*AIM OF THE TASK*:
Count every line of the material that holds the string "Self". Respond with the total only.

Stored records:
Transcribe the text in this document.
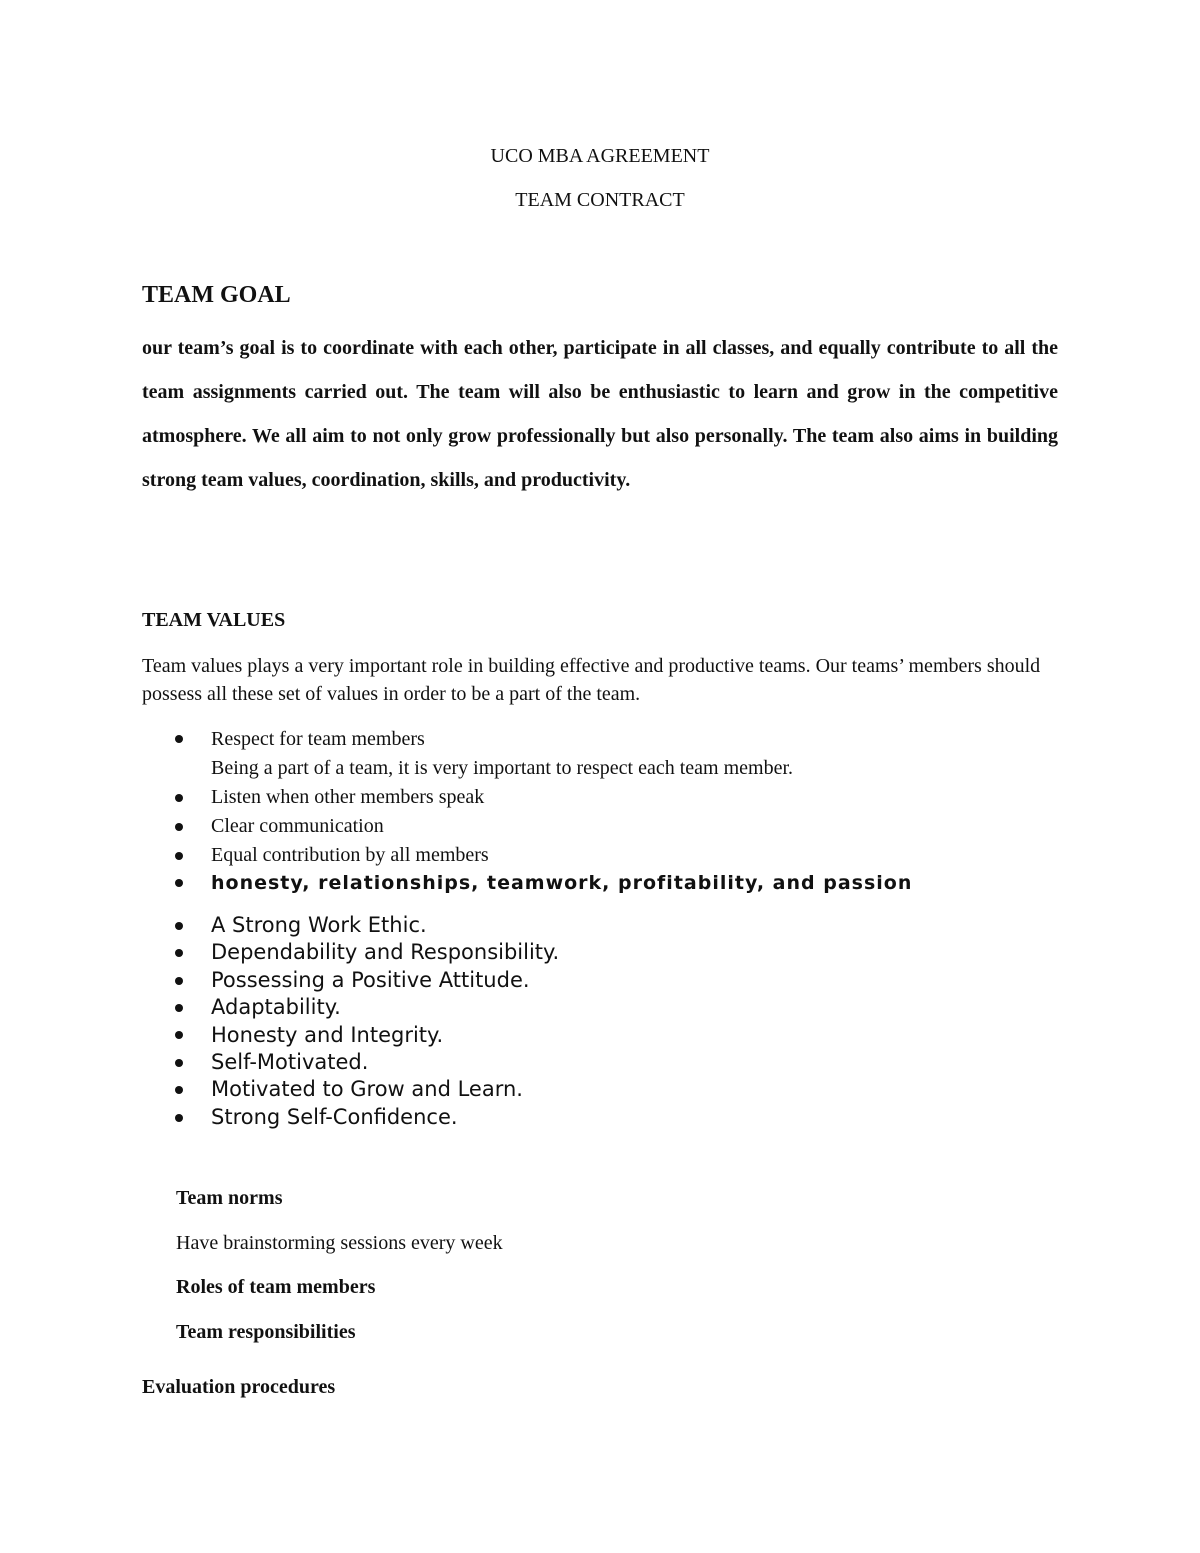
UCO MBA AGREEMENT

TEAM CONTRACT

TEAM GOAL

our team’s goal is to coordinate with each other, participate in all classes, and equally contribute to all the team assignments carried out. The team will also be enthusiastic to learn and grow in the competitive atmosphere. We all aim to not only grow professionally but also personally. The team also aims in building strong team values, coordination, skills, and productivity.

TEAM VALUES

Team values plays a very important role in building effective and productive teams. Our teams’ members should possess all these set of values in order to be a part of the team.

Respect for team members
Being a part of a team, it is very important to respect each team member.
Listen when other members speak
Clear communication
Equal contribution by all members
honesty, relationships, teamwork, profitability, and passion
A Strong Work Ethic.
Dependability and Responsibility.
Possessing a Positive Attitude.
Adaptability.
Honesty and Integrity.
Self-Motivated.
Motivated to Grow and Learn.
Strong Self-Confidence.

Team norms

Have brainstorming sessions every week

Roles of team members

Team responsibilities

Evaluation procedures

* * *

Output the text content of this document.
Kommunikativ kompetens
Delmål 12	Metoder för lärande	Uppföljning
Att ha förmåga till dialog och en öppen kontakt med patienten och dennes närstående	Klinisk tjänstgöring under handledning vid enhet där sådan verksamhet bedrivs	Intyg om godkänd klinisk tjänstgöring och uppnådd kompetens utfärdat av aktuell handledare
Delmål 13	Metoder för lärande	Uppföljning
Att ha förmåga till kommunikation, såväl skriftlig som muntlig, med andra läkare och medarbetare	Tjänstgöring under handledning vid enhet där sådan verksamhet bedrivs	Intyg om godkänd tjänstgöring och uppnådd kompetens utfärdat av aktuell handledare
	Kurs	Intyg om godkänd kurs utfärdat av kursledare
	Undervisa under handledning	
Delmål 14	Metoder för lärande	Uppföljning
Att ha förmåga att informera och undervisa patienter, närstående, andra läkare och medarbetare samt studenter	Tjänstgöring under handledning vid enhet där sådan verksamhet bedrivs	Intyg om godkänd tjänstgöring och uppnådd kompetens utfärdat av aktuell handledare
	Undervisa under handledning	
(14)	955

*OUTPUT FOR THIS TASK*:
2